▶ THE EXERCISE
Restate the full set of records exactly, without adding or dropping a word.

▶ DATASET RECORDS

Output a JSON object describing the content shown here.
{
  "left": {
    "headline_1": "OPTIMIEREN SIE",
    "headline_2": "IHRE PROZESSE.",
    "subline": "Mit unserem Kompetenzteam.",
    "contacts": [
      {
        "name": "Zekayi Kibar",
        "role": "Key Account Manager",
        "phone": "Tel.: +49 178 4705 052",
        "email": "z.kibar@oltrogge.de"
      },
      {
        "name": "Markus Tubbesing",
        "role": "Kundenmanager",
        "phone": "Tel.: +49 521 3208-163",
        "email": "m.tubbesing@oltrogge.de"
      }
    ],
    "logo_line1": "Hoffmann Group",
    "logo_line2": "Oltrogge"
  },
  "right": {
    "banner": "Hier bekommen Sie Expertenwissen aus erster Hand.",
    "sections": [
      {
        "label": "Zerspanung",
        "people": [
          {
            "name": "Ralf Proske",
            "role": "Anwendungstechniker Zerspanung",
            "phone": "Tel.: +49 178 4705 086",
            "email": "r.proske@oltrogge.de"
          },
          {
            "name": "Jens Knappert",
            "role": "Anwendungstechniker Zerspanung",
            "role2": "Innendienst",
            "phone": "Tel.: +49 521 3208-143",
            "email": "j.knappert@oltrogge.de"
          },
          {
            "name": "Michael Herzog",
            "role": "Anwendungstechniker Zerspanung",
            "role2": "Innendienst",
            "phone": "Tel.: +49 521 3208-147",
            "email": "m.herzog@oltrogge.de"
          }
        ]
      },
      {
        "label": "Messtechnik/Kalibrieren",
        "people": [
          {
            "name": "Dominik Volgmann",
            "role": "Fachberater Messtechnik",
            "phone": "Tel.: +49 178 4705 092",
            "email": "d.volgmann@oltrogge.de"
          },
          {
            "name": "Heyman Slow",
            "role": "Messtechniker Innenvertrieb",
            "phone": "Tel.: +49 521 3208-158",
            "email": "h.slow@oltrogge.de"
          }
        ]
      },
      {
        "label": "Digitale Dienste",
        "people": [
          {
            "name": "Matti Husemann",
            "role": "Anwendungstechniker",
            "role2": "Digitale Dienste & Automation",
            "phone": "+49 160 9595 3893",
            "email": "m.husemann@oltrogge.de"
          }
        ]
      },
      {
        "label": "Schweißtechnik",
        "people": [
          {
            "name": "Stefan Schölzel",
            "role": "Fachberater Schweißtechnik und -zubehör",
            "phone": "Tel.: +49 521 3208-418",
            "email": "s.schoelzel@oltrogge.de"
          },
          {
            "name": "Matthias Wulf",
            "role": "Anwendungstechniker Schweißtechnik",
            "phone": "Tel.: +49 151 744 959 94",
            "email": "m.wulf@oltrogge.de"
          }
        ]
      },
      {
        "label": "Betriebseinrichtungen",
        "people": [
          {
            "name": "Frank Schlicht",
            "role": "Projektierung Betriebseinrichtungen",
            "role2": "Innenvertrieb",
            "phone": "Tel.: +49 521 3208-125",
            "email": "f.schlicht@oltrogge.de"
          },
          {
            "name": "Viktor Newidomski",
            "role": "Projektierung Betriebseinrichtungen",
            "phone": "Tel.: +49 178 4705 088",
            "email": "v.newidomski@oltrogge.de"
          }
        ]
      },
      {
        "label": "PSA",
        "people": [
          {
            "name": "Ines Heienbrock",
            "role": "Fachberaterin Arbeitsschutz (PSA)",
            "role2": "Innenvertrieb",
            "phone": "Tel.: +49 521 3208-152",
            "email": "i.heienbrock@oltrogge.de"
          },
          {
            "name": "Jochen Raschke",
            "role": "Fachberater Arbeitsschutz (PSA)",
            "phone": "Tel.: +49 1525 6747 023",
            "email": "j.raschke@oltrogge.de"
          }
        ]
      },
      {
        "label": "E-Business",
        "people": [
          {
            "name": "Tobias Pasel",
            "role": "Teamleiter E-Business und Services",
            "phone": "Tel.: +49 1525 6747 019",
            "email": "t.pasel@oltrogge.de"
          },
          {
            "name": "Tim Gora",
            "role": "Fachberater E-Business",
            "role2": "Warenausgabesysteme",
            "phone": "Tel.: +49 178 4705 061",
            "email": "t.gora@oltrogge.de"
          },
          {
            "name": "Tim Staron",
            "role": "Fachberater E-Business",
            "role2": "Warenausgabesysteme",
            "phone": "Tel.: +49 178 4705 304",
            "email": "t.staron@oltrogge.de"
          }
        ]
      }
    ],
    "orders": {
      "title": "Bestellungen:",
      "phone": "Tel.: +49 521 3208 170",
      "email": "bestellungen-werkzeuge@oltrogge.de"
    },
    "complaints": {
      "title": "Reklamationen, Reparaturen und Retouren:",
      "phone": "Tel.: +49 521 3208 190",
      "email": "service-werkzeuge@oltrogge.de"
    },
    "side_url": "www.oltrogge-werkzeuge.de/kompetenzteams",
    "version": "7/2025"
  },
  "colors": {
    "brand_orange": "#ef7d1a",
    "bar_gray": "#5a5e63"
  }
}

▶ WORKED SOLUTION
Output a JSON object describing the content shown here.
{
  "left": {
    "headline_1": "OPTIMIEREN SIE",
    "headline_2": "IHRE PROZESSE.",
    "subline": "Mit unserem Kompetenzteam.",
    "contacts": [
      {
        "name": "Zekayi Kibar",
        "role": "Key Account Manager",
        "phone": "Tel.: +49 178 4705 052",
        "email": "z.kibar@oltrogge.de"
      },
      {
        "name": "Markus Tubbesing",
        "role": "Kundenmanager",
        "phone": "Tel.: +49 521 3208-163",
        "email": "m.tubbesing@oltrogge.de"
      }
    ],
    "logo_line1": "Hoffmann Group",
    "logo_line2": "Oltrogge"
  },
  "right": {
    "banner": "Hier bekommen Sie Expertenwissen aus erster Hand.",
    "sections": [
      {
        "label": "Zerspanung",
        "people": [
          {
            "name": "Ralf Proske",
            "role": "Anwendungstechniker Zerspanung",
            "phone": "Tel.: +49 178 4705 086",
            "email": "r.proske@oltrogge.de"
          },
          {
            "name": "Jens Knappert",
            "role": "Anwendungstechniker Zerspanung",
            "role2": "Innendienst",
            "phone": "Tel.: +49 521 3208-143",
            "email": "j.knappert@oltrogge.de"
          },
          {
            "name": "Michael Herzog",
            "role": "Anwendungstechniker Zerspanung",
            "role2": "Innendienst",
            "phone": "Tel.: +49 521 3208-147",
            "email": "m.herzog@oltrogge.de"
          }
        ]
      },
      {
        "label": "Messtechnik/Kalibrieren",
        "people": [
          {
            "name": "Dominik Volgmann",
            "role": "Fachberater Messtechnik",
            "phone": "Tel.: +49 178 4705 092",
            "email": "d.volgmann@oltrogge.de"
          },
          {
            "name": "Heyman Slow",
            "role": "Messtechniker Innenvertrieb",
            "phone": "Tel.: +49 521 3208-158",
            "email": "h.slow@oltrogge.de"
          }
        ]
      },
      {
        "label": "Digitale Dienste",
        "people": [
          {
            "name": "Matti Husemann",
            "role": "Anwendungstechniker",
            "role2": "Digitale Dienste & Automation",
            "phone": "+49 160 9595 3893",
            "email": "m.husemann@oltrogge.de"
          }
        ]
      },
      {
        "label": "Schweißtechnik",
        "people": [
          {
            "name": "Stefan Schölzel",
            "role": "Fachberater Schweißtechnik und -zubehör",
            "phone": "Tel.: +49 521 3208-418",
            "email": "s.schoelzel@oltrogge.de"
          },
          {
            "name": "Matthias Wulf",
            "role": "Anwendungstechniker Schweißtechnik",
            "phone": "Tel.: +49 151 744 959 94",
            "email": "m.wulf@oltrogge.de"
          }
        ]
      },
      {
        "label": "Betriebseinrichtungen",
        "people": [
          {
            "name": "Frank Schlicht",
            "role": "Projektierung Betriebseinrichtungen",
            "role2": "Innenvertrieb",
            "phone": "Tel.: +49 521 3208-125",
            "email": "f.schlicht@oltrogge.de"
          },
          {
            "name": "Viktor Newidomski",
            "role": "Projektierung Betriebseinrichtungen",
            "phone": "Tel.: +49 178 4705 088",
            "email": "v.newidomski@oltrogge.de"
          }
        ]
      },
      {
        "label": "PSA",
        "people": [
          {
            "name": "Ines Heienbrock",
            "role": "Fachberaterin Arbeitsschutz (PSA)",
            "role2": "Innenvertrieb",
            "phone": "Tel.: +49 521 3208-152",
            "email": "i.heienbrock@oltrogge.de"
          },
          {
            "name": "Jochen Raschke",
            "role": "Fachberater Arbeitsschutz (PSA)",
            "phone": "Tel.: +49 1525 6747 023",
            "email": "j.raschke@oltrogge.de"
          }
        ]
      },
      {
        "label": "E-Business",
        "people": [
          {
            "name": "Tobias Pasel",
            "role": "Teamleiter E-Business und Services",
            "phone": "Tel.: +49 1525 6747 019",
            "email": "t.pasel@oltrogge.de"
          },
          {
            "name": "Tim Gora",
            "role": "Fachberater E-Business",
            "role2": "Warenausgabesysteme",
            "phone": "Tel.: +49 178 4705 061",
            "email": "t.gora@oltrogge.de"
          },
          {
            "name": "Tim Staron",
            "role": "Fachberater E-Business",
            "role2": "Warenausgabesysteme",
            "phone": "Tel.: +49 178 4705 304",
            "email": "t.staron@oltrogge.de"
          }
        ]
      }
    ],
    "orders": {
      "title": "Bestellungen:",
      "phone": "Tel.: +49 521 3208 170",
      "email": "bestellungen-werkzeuge@oltrogge.de"
    },
    "complaints": {
      "title": "Reklamationen, Reparaturen und Retouren:",
      "phone": "Tel.: +49 521 3208 190",
      "email": "service-werkzeuge@oltrogge.de"
    },
    "side_url": "www.oltrogge-werkzeuge.de/kompetenzteams",
    "version": "7/2025"
  },
  "colors": {
    "brand_orange": "#ef7d1a",
    "bar_gray": "#5a5e63"
  }
}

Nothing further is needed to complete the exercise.